> **Prompt**
Could every line of the data be printed exactly as it reads?

> **Task input**
....
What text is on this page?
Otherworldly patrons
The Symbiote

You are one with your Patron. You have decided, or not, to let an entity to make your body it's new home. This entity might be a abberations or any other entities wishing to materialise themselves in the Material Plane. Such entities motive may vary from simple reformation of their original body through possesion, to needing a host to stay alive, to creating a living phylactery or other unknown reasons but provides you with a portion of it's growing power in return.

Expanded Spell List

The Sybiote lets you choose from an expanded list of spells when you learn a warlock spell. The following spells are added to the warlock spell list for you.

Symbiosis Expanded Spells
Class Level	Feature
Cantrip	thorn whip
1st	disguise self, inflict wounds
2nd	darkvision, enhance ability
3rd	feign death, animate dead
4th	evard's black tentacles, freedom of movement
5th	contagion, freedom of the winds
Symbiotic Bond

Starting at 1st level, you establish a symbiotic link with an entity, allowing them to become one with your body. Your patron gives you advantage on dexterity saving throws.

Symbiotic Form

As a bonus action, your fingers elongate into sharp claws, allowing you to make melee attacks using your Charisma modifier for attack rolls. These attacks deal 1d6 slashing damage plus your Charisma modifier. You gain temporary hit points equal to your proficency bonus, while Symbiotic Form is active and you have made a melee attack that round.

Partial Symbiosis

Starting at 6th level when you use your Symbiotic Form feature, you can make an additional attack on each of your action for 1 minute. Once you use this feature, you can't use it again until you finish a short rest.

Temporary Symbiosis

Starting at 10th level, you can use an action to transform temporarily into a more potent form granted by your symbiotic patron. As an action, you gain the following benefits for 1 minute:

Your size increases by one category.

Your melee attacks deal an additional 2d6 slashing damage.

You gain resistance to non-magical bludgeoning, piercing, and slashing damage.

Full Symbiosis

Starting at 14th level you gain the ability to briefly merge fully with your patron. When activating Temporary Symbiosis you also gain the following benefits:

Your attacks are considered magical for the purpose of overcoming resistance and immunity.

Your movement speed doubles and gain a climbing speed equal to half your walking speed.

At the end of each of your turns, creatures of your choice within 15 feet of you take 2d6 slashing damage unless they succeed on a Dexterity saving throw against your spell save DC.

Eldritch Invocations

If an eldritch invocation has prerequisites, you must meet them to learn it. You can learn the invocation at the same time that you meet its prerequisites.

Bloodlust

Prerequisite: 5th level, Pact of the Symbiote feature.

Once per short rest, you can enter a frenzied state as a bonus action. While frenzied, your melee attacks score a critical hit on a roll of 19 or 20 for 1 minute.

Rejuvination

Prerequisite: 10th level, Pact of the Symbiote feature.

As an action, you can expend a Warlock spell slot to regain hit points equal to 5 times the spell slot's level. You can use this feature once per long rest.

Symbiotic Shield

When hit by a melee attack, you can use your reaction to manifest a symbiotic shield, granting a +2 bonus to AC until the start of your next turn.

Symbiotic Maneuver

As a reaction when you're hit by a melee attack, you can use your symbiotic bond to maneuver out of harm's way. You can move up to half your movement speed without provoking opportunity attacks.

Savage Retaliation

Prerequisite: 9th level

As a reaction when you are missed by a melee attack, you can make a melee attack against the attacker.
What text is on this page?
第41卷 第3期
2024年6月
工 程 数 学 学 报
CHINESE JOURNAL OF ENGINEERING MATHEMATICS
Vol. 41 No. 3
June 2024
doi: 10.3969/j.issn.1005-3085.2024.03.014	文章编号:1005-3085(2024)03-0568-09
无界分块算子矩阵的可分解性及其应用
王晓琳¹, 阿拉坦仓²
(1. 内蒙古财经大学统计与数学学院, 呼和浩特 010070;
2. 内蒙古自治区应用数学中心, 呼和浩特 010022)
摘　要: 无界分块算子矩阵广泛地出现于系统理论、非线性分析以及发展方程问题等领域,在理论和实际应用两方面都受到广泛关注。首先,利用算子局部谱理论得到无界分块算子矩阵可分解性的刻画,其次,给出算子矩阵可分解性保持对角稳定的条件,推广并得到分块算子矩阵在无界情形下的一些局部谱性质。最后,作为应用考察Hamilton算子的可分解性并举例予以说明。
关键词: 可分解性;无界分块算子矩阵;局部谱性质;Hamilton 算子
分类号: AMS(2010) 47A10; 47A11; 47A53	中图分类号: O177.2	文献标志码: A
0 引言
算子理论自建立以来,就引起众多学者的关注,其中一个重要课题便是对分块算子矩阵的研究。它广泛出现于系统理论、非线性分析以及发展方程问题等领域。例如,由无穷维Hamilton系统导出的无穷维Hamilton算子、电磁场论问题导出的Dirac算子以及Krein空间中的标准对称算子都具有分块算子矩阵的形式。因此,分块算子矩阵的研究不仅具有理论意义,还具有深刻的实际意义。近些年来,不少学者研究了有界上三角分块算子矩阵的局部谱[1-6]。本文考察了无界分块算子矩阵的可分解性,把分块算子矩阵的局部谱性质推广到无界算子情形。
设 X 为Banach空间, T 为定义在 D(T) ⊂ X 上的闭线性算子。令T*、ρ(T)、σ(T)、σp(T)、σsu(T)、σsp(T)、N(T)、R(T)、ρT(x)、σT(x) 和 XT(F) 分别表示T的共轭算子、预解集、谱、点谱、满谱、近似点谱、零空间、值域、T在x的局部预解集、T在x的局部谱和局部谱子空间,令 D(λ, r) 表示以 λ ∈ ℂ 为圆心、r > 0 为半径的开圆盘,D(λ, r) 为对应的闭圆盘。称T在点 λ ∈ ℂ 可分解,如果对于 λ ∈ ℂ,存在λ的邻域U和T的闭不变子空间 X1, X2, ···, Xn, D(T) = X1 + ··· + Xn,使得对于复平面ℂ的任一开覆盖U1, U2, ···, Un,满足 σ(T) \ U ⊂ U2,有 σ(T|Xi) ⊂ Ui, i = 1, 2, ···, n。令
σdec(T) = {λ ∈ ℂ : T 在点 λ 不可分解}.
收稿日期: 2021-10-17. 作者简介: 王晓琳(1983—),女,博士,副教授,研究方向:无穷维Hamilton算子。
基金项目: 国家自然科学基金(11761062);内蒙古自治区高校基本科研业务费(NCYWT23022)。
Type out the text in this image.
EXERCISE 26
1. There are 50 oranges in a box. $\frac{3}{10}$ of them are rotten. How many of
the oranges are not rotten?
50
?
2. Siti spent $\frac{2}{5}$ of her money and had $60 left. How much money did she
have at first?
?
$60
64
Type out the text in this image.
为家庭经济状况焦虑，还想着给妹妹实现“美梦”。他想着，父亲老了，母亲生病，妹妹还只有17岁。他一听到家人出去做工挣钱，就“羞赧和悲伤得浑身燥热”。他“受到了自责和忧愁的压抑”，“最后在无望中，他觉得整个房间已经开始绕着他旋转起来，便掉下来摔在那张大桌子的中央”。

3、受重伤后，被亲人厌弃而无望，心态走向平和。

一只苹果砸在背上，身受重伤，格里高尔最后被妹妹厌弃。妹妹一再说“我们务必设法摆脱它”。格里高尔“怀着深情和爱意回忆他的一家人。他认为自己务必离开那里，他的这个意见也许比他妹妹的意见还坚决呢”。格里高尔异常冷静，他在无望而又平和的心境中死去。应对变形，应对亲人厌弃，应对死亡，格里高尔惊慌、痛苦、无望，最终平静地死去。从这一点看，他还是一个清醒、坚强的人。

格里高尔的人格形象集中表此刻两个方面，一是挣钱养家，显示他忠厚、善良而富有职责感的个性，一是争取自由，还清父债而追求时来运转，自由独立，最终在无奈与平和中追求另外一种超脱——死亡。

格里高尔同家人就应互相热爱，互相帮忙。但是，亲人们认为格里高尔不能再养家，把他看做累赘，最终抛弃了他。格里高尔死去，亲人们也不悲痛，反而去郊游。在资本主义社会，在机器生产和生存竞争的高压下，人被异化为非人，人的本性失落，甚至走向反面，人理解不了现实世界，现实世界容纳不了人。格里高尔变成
....
> **Correct output**
What text is on this page?
Otherworldly patrons
The Symbiote

You are one with your Patron. You have decided, or not, to let an entity to make your body it's new home. This entity might be a abberations or any other entities wishing to materialise themselves in the Material Plane. Such entities motive may vary from simple reformation of their original body through possesion, to needing a host to stay alive, to creating a living phylactery or other unknown reasons but provides you with a portion of it's growing power in return.

Expanded Spell List

The Sybiote lets you choose from an expanded list of spells when you learn a warlock spell. The following spells are added to the warlock spell list for you.

Symbiosis Expanded Spells
Class Level	Feature
Cantrip	thorn whip
1st	disguise self, inflict wounds
2nd	darkvision, enhance ability
3rd	feign death, animate dead
4th	evard's black tentacles, freedom of movement
5th	contagion, freedom of the winds
Symbiotic Bond

Starting at 1st level, you establish a symbiotic link with an entity, allowing them to become one with your body. Your patron gives you advantage on dexterity saving throws.

Symbiotic Form

As a bonus action, your fingers elongate into sharp claws, allowing you to make melee attacks using your Charisma modifier for attack rolls. These attacks deal 1d6 slashing damage plus your Charisma modifier. You gain temporary hit points equal to your proficency bonus, while Symbiotic Form is active and you have made a melee attack that round.

Partial Symbiosis

Starting at 6th level when you use your Symbiotic Form feature, you can make an additional attack on each of your action for 1 minute. Once you use this feature, you can't use it again until you finish a short rest.

Temporary Symbiosis

Starting at 10th level, you can use an action to transform temporarily into a more potent form granted by your symbiotic patron. As an action, you gain the following benefits for 1 minute:

Your size increases by one category.

Your melee attacks deal an additional 2d6 slashing damage.

You gain resistance to non-magical bludgeoning, piercing, and slashing damage.

Full Symbiosis

Starting at 14th level you gain the ability to briefly merge fully with your patron. When activating Temporary Symbiosis you also gain the following benefits:

Your attacks are considered magical for the purpose of overcoming resistance and immunity.

Your movement speed doubles and gain a climbing speed equal to half your walking speed.

At the end of each of your turns, creatures of your choice within 15 feet of you take 2d6 slashing damage unless they succeed on a Dexterity saving throw against your spell save DC.

Eldritch Invocations

If an eldritch invocation has prerequisites, you must meet them to learn it. You can learn the invocation at the same time that you meet its prerequisites.

Bloodlust

Prerequisite: 5th level, Pact of the Symbiote feature.

Once per short rest, you can enter a frenzied state as a bonus action. While frenzied, your melee attacks score a critical hit on a roll of 19 or 20 for 1 minute.

Rejuvination

Prerequisite: 10th level, Pact of the Symbiote feature.

As an action, you can expend a Warlock spell slot to regain hit points equal to 5 times the spell slot's level. You can use this feature once per long rest.

Symbiotic Shield

When hit by a melee attack, you can use your reaction to manifest a symbiotic shield, granting a +2 bonus to AC until the start of your next turn.

Symbiotic Maneuver

As a reaction when you're hit by a melee attack, you can use your symbiotic bond to maneuver out of harm's way. You can move up to half your movement speed without provoking opportunity attacks.

Savage Retaliation

Prerequisite: 9th level

As a reaction when you are missed by a melee attack, you can make a melee attack against the attacker.
What text is on this page?
第41卷 第3期
2024年6月
工 程 数 学 学 报
CHINESE JOURNAL OF ENGINEERING MATHEMATICS
Vol. 41 No. 3
June 2024
doi: 10.3969/j.issn.1005-3085.2024.03.014	文章编号:1005-3085(2024)03-0568-09
无界分块算子矩阵的可分解性及其应用
王晓琳¹, 阿拉坦仓²
(1. 内蒙古财经大学统计与数学学院, 呼和浩特 010070;
2. 内蒙古自治区应用数学中心, 呼和浩特 010022)
摘　要: 无界分块算子矩阵广泛地出现于系统理论、非线性分析以及发展方程问题等领域,在理论和实际应用两方面都受到广泛关注。首先,利用算子局部谱理论得到无界分块算子矩阵可分解性的刻画,其次,给出算子矩阵可分解性保持对角稳定的条件,推广并得到分块算子矩阵在无界情形下的一些局部谱性质。最后,作为应用考察Hamilton算子的可分解性并举例予以说明。
关键词: 可分解性;无界分块算子矩阵;局部谱性质;Hamilton 算子
分类号: AMS(2010) 47A10; 47A11; 47A53	中图分类号: O177.2	文献标志码: A
0 引言
算子理论自建立以来,就引起众多学者的关注,其中一个重要课题便是对分块算子矩阵的研究。它广泛出现于系统理论、非线性分析以及发展方程问题等领域。例如,由无穷维Hamilton系统导出的无穷维Hamilton算子、电磁场论问题导出的Dirac算子以及Krein空间中的标准对称算子都具有分块算子矩阵的形式。因此,分块算子矩阵的研究不仅具有理论意义,还具有深刻的实际意义。近些年来,不少学者研究了有界上三角分块算子矩阵的局部谱[1-6]。本文考察了无界分块算子矩阵的可分解性,把分块算子矩阵的局部谱性质推广到无界算子情形。
设 X 为Banach空间, T 为定义在 D(T) ⊂ X 上的闭线性算子。令T*、ρ(T)、σ(T)、σp(T)、σsu(T)、σsp(T)、N(T)、R(T)、ρT(x)、σT(x) 和 XT(F) 分别表示T的共轭算子、预解集、谱、点谱、满谱、近似点谱、零空间、值域、T在x的局部预解集、T在x的局部谱和局部谱子空间,令 D(λ, r) 表示以 λ ∈ ℂ 为圆心、r > 0 为半径的开圆盘,D(λ, r) 为对应的闭圆盘。称T在点 λ ∈ ℂ 可分解,如果对于 λ ∈ ℂ,存在λ的邻域U和T的闭不变子空间 X1, X2, ···, Xn, D(T) = X1 + ··· + Xn,使得对于复平面ℂ的任一开覆盖U1, U2, ···, Un,满足 σ(T) \ U ⊂ U2,有 σ(T|Xi) ⊂ Ui, i = 1, 2, ···, n。令
σdec(T) = {λ ∈ ℂ : T 在点 λ 不可分解}.
收稿日期: 2021-10-17. 作者简介: 王晓琳(1983—),女,博士,副教授,研究方向:无穷维Hamilton算子。
基金项目: 国家自然科学基金(11761062);内蒙古自治区高校基本科研业务费(NCYWT23022)。
Type out the text in this image.
EXERCISE 26
1. There are 50 oranges in a box. $\frac{3}{10}$ of them are rotten. How many of
the oranges are not rotten?
50
?
2. Siti spent $\frac{2}{5}$ of her money and had $60 left. How much money did she
have at first?
?
$60
64
Type out the text in this image.
为家庭经济状况焦虑，还想着给妹妹实现“美梦”。他想着，父亲老了，母亲生病，妹妹还只有17岁。他一听到家人出去做工挣钱，就“羞赧和悲伤得浑身燥热”。他“受到了自责和忧愁的压抑”，“最后在无望中，他觉得整个房间已经开始绕着他旋转起来，便掉下来摔在那张大桌子的中央”。

3、受重伤后，被亲人厌弃而无望，心态走向平和。

一只苹果砸在背上，身受重伤，格里高尔最后被妹妹厌弃。妹妹一再说“我们务必设法摆脱它”。格里高尔“怀着深情和爱意回忆他的一家人。他认为自己务必离开那里，他的这个意见也许比他妹妹的意见还坚决呢”。格里高尔异常冷静，他在无望而又平和的心境中死去。应对变形，应对亲人厌弃，应对死亡，格里高尔惊慌、痛苦、无望，最终平静地死去。从这一点看，他还是一个清醒、坚强的人。

格里高尔的人格形象集中表此刻两个方面，一是挣钱养家，显示他忠厚、善良而富有职责感的个性，一是争取自由，还清父债而追求时来运转，自由独立，最终在无奈与平和中追求另外一种超脱——死亡。

格里高尔同家人就应互相热爱，互相帮忙。但是，亲人们认为格里高尔不能再养家，把他看做累赘，最终抛弃了他。格里高尔死去，亲人们也不悲痛，反而去郊游。在资本主义社会，在机器生产和生存竞争的高压下，人被异化为非人，人的本性失落，甚至走向反面，人理解不了现实世界，现实世界容纳不了人。格里高尔变成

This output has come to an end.